[Figure content listings]
>> BEGIN
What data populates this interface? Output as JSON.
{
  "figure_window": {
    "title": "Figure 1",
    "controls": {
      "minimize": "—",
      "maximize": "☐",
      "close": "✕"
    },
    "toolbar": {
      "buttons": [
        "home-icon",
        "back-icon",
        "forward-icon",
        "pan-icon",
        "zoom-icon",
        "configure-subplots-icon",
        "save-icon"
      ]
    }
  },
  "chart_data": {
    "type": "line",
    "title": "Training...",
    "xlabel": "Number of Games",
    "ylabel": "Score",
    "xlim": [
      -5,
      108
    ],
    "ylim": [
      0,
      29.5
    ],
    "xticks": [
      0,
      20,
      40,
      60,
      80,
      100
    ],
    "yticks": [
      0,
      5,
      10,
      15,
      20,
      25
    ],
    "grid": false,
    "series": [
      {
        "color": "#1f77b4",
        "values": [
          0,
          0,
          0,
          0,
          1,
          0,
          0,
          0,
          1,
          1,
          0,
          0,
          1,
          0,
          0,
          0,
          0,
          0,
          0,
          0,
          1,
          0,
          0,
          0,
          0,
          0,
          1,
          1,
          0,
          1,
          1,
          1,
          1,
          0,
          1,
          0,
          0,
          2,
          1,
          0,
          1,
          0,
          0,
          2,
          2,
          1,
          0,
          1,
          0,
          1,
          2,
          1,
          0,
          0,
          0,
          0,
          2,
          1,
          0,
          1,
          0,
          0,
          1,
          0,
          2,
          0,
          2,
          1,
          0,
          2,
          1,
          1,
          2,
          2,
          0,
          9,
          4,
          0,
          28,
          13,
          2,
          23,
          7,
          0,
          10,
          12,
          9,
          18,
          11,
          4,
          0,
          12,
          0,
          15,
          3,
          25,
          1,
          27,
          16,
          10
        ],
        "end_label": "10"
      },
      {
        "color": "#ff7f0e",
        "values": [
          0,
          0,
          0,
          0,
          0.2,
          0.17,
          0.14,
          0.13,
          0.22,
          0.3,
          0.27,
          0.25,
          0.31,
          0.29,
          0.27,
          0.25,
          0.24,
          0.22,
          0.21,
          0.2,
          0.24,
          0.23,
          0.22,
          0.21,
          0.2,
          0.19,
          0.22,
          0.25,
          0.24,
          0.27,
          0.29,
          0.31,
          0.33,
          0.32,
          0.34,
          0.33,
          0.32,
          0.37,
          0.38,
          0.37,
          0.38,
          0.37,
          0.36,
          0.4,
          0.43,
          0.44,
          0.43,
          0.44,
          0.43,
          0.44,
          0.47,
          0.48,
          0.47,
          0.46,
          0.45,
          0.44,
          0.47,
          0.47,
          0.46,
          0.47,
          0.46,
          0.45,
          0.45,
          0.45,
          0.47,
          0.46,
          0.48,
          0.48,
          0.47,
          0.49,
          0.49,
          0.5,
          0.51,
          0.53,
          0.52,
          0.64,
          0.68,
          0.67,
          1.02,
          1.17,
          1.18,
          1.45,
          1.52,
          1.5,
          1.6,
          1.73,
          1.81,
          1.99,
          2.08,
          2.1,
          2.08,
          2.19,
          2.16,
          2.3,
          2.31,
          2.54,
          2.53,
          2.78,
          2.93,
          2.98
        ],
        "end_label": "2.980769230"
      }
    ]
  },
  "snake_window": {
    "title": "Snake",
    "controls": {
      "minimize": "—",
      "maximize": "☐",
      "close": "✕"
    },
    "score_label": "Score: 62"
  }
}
>> END
# GIVEN REQUEST:
Return every entry verbatim.

# FINAL RESULT:
What data populates this interface? Output as JSON.
{
  "figure_window": {
    "title": "Figure 1",
    "controls": {
      "minimize": "—",
      "maximize": "☐",
      "close": "✕"
    },
    "toolbar": {
      "buttons": [
        "home-icon",
        "back-icon",
        "forward-icon",
        "pan-icon",
        "zoom-icon",
        "configure-subplots-icon",
        "save-icon"
      ]
    }
  },
  "chart_data": {
    "type": "line",
    "title": "Training...",
    "xlabel": "Number of Games",
    "ylabel": "Score",
    "xlim": [
      -5,
      108
    ],
    "ylim": [
      0,
      29.5
    ],
    "xticks": [
      0,
      20,
      40,
      60,
      80,
      100
    ],
    "yticks": [
      0,
      5,
      10,
      15,
      20,
      25
    ],
    "grid": false,
    "series": [
      {
        "color": "#1f77b4",
        "values": [
          0,
          0,
          0,
          0,
          1,
          0,
          0,
          0,
          1,
          1,
          0,
          0,
          1,
          0,
          0,
          0,
          0,
          0,
          0,
          0,
          1,
          0,
          0,
          0,
          0,
          0,
          1,
          1,
          0,
          1,
          1,
          1,
          1,
          0,
          1,
          0,
          0,
          2,
          1,
          0,
          1,
          0,
          0,
          2,
          2,
          1,
          0,
          1,
          0,
          1,
          2,
          1,
          0,
          0,
          0,
          0,
          2,
          1,
          0,
          1,
          0,
          0,
          1,
          0,
          2,
          0,
          2,
          1,
          0,
          2,
          1,
          1,
          2,
          2,
          0,
          9,
          4,
          0,
          28,
          13,
          2,
          23,
          7,
          0,
          10,
          12,
          9,
          18,
          11,
          4,
          0,
          12,
          0,
          15,
          3,
          25,
          1,
          27,
          16,
          10
        ],
        "end_label": "10"
      },
      {
        "color": "#ff7f0e",
        "values": [
          0,
          0,
          0,
          0,
          0.2,
          0.17,
          0.14,
          0.13,
          0.22,
          0.3,
          0.27,
          0.25,
          0.31,
          0.29,
          0.27,
          0.25,
          0.24,
          0.22,
          0.21,
          0.2,
          0.24,
          0.23,
          0.22,
          0.21,
          0.2,
          0.19,
          0.22,
          0.25,
          0.24,
          0.27,
          0.29,
          0.31,
          0.33,
          0.32,
          0.34,
          0.33,
          0.32,
          0.37,
          0.38,
          0.37,
          0.38,
          0.37,
          0.36,
          0.4,
          0.43,
          0.44,
          0.43,
          0.44,
          0.43,
          0.44,
          0.47,
          0.48,
          0.47,
          0.46,
          0.45,
          0.44,
          0.47,
          0.47,
          0.46,
          0.47,
          0.46,
          0.45,
          0.45,
          0.45,
          0.47,
          0.46,
          0.48,
          0.48,
          0.47,
          0.49,
          0.49,
          0.5,
          0.51,
          0.53,
          0.52,
          0.64,
          0.68,
          0.67,
          1.02,
          1.17,
          1.18,
          1.45,
          1.52,
          1.5,
          1.6,
          1.73,
          1.81,
          1.99,
          2.08,
          2.1,
          2.08,
          2.19,
          2.16,
          2.3,
          2.31,
          2.54,
          2.53,
          2.78,
          2.93,
          2.98
        ],
        "end_label": "2.980769230"
      }
    ]
  },
  "snake_window": {
    "title": "Snake",
    "controls": {
      "minimize": "—",
      "maximize": "☐",
      "close": "✕"
    },
    "score_label": "Score: 62"
  }
}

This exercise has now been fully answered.